» **DIRECTIVE**
Whenever a line below holds the word "text", copy that line.

─── DATASET ROWS ───

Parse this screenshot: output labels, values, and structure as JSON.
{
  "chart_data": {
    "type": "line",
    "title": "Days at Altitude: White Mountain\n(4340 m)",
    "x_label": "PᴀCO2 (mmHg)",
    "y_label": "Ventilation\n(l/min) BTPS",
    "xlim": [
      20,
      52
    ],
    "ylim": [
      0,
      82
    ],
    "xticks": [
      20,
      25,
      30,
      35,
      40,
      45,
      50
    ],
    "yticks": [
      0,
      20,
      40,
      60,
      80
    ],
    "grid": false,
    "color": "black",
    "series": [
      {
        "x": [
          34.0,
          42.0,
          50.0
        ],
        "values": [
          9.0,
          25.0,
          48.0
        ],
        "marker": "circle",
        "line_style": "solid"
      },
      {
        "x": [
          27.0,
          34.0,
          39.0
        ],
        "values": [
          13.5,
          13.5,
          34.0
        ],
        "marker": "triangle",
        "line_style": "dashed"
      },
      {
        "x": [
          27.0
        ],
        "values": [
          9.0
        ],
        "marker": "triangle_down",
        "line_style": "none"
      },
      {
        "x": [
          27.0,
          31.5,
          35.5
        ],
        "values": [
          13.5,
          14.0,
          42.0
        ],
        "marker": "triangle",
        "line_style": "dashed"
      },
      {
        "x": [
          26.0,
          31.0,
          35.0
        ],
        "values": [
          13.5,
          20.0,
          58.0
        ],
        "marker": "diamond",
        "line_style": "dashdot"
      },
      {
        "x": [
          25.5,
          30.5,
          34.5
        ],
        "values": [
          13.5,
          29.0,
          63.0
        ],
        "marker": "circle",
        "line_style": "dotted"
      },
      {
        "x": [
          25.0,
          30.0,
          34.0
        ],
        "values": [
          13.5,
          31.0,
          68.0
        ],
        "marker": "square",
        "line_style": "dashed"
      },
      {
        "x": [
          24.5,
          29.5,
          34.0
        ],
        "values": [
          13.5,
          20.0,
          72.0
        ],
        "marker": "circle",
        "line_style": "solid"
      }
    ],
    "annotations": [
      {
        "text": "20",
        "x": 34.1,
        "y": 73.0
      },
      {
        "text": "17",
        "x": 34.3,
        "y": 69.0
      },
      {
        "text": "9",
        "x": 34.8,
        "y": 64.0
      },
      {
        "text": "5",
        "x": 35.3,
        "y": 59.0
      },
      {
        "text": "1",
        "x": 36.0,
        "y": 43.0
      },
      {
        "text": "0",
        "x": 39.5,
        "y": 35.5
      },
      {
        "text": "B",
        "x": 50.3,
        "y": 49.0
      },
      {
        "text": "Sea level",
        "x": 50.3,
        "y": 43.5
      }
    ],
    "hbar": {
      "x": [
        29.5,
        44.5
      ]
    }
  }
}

───

» **RESULT BELOW**
        "text": "20",
        "text": "17",
        "text": "9",
        "text": "5",
        "text": "1",
        "text": "0",
        "text": "B",
        "text": "Sea level",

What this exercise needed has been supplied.